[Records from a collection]
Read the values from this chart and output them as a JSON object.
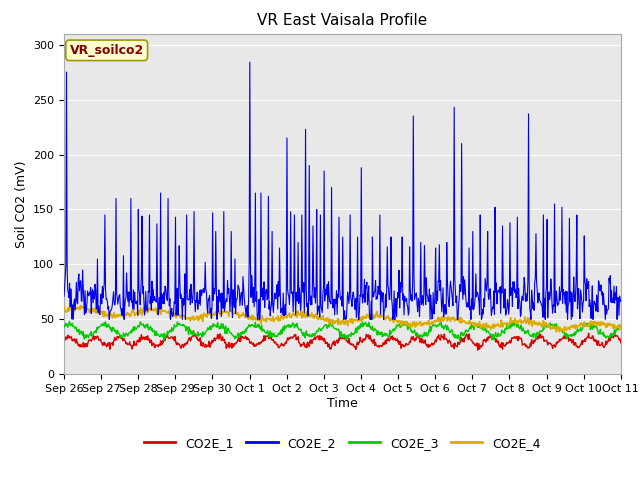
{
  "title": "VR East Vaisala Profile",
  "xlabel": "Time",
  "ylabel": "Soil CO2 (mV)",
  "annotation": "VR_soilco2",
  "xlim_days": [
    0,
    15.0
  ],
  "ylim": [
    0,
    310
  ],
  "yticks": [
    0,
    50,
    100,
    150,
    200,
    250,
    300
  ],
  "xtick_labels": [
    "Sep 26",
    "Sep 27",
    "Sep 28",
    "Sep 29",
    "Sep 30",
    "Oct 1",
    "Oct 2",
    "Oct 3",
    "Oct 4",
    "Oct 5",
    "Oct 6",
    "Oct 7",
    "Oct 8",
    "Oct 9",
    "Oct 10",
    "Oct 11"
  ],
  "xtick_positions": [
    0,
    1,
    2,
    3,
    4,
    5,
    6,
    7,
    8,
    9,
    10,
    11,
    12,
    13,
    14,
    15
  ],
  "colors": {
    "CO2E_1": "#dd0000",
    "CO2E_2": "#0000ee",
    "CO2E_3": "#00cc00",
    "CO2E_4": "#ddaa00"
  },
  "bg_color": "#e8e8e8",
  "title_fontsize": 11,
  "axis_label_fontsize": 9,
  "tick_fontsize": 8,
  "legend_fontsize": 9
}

**Instruction**
Output the data above without changes, apart from leaving out the pictures.

**Answer to this task**
Read the values from this chart and output them as a JSON object.
{
  "title": "VR East Vaisala Profile",
  "xlabel": "Time",
  "ylabel": "Soil CO2 (mV)",
  "annotation": "VR_soilco2",
  "xlim_days": [
    0,
    15.0
  ],
  "ylim": [
    0,
    310
  ],
  "yticks": [
    0,
    50,
    100,
    150,
    200,
    250,
    300
  ],
  "xtick_labels": [
    "Sep 26",
    "Sep 27",
    "Sep 28",
    "Sep 29",
    "Sep 30",
    "Oct 1",
    "Oct 2",
    "Oct 3",
    "Oct 4",
    "Oct 5",
    "Oct 6",
    "Oct 7",
    "Oct 8",
    "Oct 9",
    "Oct 10",
    "Oct 11"
  ],
  "xtick_positions": [
    0,
    1,
    2,
    3,
    4,
    5,
    6,
    7,
    8,
    9,
    10,
    11,
    12,
    13,
    14,
    15
  ],
  "colors": {
    "CO2E_1": "#dd0000",
    "CO2E_2": "#0000ee",
    "CO2E_3": "#00cc00",
    "CO2E_4": "#ddaa00"
  },
  "bg_color": "#e8e8e8",
  "title_fontsize": 11,
  "axis_label_fontsize": 9,
  "tick_fontsize": 8,
  "legend_fontsize": 9
}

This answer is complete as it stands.